+++ Rows +++

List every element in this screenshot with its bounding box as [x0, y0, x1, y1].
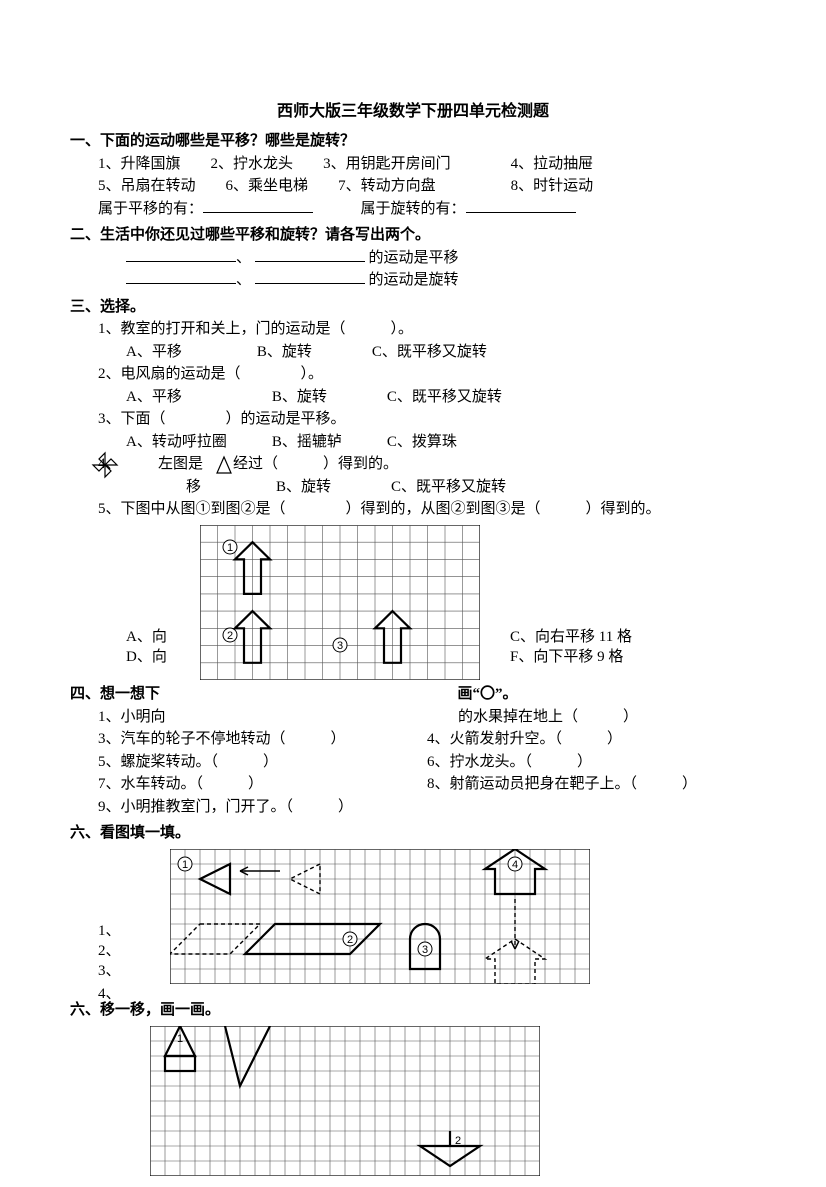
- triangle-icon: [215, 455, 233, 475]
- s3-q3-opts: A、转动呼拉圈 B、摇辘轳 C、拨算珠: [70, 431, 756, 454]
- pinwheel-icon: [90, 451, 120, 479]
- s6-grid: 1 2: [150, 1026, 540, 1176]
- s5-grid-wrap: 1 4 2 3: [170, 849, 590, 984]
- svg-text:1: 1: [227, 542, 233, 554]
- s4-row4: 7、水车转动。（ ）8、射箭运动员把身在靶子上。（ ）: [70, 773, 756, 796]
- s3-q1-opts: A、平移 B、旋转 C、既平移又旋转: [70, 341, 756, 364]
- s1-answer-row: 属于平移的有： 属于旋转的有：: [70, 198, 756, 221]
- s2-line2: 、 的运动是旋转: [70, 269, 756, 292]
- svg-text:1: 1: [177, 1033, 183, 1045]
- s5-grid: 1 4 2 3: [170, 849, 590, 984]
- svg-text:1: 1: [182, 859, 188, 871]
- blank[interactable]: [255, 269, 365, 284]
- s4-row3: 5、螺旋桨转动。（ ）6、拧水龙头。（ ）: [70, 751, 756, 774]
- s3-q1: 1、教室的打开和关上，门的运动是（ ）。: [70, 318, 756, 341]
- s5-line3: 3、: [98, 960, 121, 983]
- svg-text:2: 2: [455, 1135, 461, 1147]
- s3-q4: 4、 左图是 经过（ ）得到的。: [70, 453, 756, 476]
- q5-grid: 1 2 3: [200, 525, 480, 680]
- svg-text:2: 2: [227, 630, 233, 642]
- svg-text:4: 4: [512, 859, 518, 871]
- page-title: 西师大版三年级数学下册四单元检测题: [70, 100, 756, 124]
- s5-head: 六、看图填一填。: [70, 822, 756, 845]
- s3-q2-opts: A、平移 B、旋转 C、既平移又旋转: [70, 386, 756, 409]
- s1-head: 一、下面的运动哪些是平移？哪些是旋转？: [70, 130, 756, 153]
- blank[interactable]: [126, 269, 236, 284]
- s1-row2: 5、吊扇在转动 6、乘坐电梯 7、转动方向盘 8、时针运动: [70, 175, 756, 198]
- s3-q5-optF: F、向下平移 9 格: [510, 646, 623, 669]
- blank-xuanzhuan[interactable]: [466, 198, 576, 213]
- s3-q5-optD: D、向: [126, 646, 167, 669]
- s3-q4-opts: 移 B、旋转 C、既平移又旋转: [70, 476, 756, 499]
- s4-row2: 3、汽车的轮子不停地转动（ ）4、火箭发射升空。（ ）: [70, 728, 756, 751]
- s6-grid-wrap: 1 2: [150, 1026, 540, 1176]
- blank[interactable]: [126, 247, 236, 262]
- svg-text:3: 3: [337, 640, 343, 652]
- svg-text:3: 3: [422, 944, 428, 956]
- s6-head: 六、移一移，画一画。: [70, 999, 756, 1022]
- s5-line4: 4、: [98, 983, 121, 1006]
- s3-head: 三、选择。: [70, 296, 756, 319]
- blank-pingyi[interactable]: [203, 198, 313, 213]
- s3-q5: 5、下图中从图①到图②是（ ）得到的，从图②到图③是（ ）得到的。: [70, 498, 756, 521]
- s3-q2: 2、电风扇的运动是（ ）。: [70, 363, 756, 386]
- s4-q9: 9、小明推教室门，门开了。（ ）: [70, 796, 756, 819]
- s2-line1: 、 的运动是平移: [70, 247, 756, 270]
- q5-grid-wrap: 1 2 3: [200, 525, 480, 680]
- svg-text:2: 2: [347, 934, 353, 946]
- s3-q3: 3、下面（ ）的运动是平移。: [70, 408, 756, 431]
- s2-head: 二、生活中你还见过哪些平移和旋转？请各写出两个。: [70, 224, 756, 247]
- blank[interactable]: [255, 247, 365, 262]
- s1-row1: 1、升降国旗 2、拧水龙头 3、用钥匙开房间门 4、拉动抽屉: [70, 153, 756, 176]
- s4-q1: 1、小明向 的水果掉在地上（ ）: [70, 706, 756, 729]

+++

Do this: Could you reproduce every line of the listing above character for character, omitting the picture?

Response for this exercise:
List every element in this screenshot with its bounding box as [x0, y0, x1, y1].
- triangle-icon: [215, 455, 233, 475]
- s3-q3-opts: A、转动呼拉圈 B、摇辘轳 C、拨算珠: [70, 431, 756, 454]
- pinwheel-icon: [90, 451, 120, 479]
- s6-grid: 1 2: [150, 1026, 540, 1176]
- s5-grid-wrap: 1 4 2 3: [170, 849, 590, 984]
- svg-text:1: 1: [227, 542, 233, 554]
- s4-row4: 7、水车转动。（ ）8、射箭运动员把身在靶子上。（ ）: [70, 773, 756, 796]
- s3-q1-opts: A、平移 B、旋转 C、既平移又旋转: [70, 341, 756, 364]
- s1-answer-row: 属于平移的有： 属于旋转的有：: [70, 198, 756, 221]
- s2-line2: 、 的运动是旋转: [70, 269, 756, 292]
- svg-text:1: 1: [177, 1033, 183, 1045]
- s5-grid: 1 4 2 3: [170, 849, 590, 984]
- svg-text:1: 1: [182, 859, 188, 871]
- blank[interactable]: [255, 269, 365, 284]
- s4-row3: 5、螺旋桨转动。（ ）6、拧水龙头。（ ）: [70, 751, 756, 774]
- s3-q1: 1、教室的打开和关上，门的运动是（ ）。: [70, 318, 756, 341]
- s5-line3: 3、: [98, 960, 121, 983]
- svg-text:2: 2: [455, 1135, 461, 1147]
- s3-q4: 4、 左图是 经过（ ）得到的。: [70, 453, 756, 476]
- q5-grid: 1 2 3: [200, 525, 480, 680]
- svg-text:2: 2: [227, 630, 233, 642]
- svg-text:4: 4: [512, 859, 518, 871]
- page-title: 西师大版三年级数学下册四单元检测题: [70, 100, 756, 124]
- s5-head: 六、看图填一填。: [70, 822, 756, 845]
- s3-q2-opts: A、平移 B、旋转 C、既平移又旋转: [70, 386, 756, 409]
- s1-head: 一、下面的运动哪些是平移？哪些是旋转？: [70, 130, 756, 153]
- blank[interactable]: [126, 269, 236, 284]
- s1-row2: 5、吊扇在转动 6、乘坐电梯 7、转动方向盘 8、时针运动: [70, 175, 756, 198]
- s3-q5-optF: F、向下平移 9 格: [510, 646, 623, 669]
- blank-xuanzhuan[interactable]: [466, 198, 576, 213]
- s3-q5-optD: D、向: [126, 646, 167, 669]
- s3-q4-opts: 移 B、旋转 C、既平移又旋转: [70, 476, 756, 499]
- s4-row2: 3、汽车的轮子不停地转动（ ）4、火箭发射升空。（ ）: [70, 728, 756, 751]
- s6-grid-wrap: 1 2: [150, 1026, 540, 1176]
- blank[interactable]: [126, 247, 236, 262]
- svg-text:3: 3: [337, 640, 343, 652]
- svg-text:3: 3: [422, 944, 428, 956]
- s6-head: 六、移一移，画一画。: [70, 999, 756, 1022]
- s5-line4: 4、: [98, 983, 121, 1006]
- s3-head: 三、选择。: [70, 296, 756, 319]
- blank-pingyi[interactable]: [203, 198, 313, 213]
- s3-q5: 5、下图中从图①到图②是（ ）得到的，从图②到图③是（ ）得到的。: [70, 498, 756, 521]
- s3-q2: 2、电风扇的运动是（ ）。: [70, 363, 756, 386]
- s4-q9: 9、小明推教室门，门开了。（ ）: [70, 796, 756, 819]
- s2-line1: 、 的运动是平移: [70, 247, 756, 270]
- q5-grid-wrap: 1 2 3: [200, 525, 480, 680]
- svg-text:2: 2: [347, 934, 353, 946]
- s3-q3: 3、下面（ ）的运动是平移。: [70, 408, 756, 431]
- s2-head: 二、生活中你还见过哪些平移和旋转？请各写出两个。: [70, 224, 756, 247]
- blank[interactable]: [255, 247, 365, 262]
- s1-row1: 1、升降国旗 2、拧水龙头 3、用钥匙开房间门 4、拉动抽屉: [70, 153, 756, 176]
- s4-q1: 1、小明向 的水果掉在地上（ ）: [70, 706, 756, 729]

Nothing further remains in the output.